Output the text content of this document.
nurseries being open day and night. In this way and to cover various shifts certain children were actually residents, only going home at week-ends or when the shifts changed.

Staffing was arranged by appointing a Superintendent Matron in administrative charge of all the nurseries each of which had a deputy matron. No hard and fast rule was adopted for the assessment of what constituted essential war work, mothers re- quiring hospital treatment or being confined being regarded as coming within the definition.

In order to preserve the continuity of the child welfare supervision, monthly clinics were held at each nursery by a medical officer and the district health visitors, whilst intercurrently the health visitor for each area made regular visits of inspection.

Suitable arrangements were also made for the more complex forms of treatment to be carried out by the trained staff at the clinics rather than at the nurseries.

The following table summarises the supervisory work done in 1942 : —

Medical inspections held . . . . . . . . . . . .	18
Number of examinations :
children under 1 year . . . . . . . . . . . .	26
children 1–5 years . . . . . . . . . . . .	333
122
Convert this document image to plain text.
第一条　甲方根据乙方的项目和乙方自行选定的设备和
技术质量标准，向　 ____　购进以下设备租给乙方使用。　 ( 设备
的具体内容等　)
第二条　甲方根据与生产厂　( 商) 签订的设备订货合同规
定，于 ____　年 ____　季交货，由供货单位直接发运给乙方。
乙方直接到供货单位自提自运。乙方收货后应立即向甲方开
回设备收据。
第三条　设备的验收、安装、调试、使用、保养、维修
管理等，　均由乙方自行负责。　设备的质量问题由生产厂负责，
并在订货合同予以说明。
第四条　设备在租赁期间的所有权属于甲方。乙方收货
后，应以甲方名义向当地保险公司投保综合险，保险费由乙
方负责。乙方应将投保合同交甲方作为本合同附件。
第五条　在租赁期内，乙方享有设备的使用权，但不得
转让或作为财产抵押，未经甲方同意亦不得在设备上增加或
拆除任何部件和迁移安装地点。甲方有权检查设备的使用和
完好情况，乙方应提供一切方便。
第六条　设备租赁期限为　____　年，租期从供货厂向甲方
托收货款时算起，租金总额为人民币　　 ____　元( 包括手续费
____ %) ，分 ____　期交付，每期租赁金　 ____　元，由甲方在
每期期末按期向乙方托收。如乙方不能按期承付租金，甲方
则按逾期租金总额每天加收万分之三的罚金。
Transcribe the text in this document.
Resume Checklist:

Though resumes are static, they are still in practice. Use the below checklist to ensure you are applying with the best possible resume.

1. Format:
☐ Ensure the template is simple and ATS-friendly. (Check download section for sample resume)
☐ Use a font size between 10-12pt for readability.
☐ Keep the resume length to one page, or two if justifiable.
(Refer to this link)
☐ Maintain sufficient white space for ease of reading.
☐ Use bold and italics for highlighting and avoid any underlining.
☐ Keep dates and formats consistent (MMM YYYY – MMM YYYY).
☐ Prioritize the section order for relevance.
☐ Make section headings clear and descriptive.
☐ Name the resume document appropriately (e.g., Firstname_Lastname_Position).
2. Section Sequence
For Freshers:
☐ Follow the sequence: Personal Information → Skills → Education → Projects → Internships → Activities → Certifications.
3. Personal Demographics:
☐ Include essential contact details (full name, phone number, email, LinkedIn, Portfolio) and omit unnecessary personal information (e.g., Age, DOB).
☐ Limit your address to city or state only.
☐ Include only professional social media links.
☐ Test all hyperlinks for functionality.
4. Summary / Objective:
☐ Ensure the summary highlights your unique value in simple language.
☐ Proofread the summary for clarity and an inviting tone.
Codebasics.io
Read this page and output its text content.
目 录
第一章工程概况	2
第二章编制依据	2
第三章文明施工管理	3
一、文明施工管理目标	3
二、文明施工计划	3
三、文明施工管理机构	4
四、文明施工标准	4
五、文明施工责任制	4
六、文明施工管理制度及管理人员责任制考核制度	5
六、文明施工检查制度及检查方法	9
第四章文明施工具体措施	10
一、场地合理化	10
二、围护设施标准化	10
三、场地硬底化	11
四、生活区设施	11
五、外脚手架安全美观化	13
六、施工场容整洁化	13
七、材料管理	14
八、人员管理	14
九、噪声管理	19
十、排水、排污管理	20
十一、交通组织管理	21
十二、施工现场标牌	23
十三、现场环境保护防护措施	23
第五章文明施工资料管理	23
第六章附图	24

## WORK INSTRUCTIONS:
Report every line in the data above in which the word "simple" appears.

## TASK RESULT:
☐ Ensure the template is simple and ATS-friendly. (Check download section for sample resume)
☐ Ensure the summary highlights your unique value in simple language.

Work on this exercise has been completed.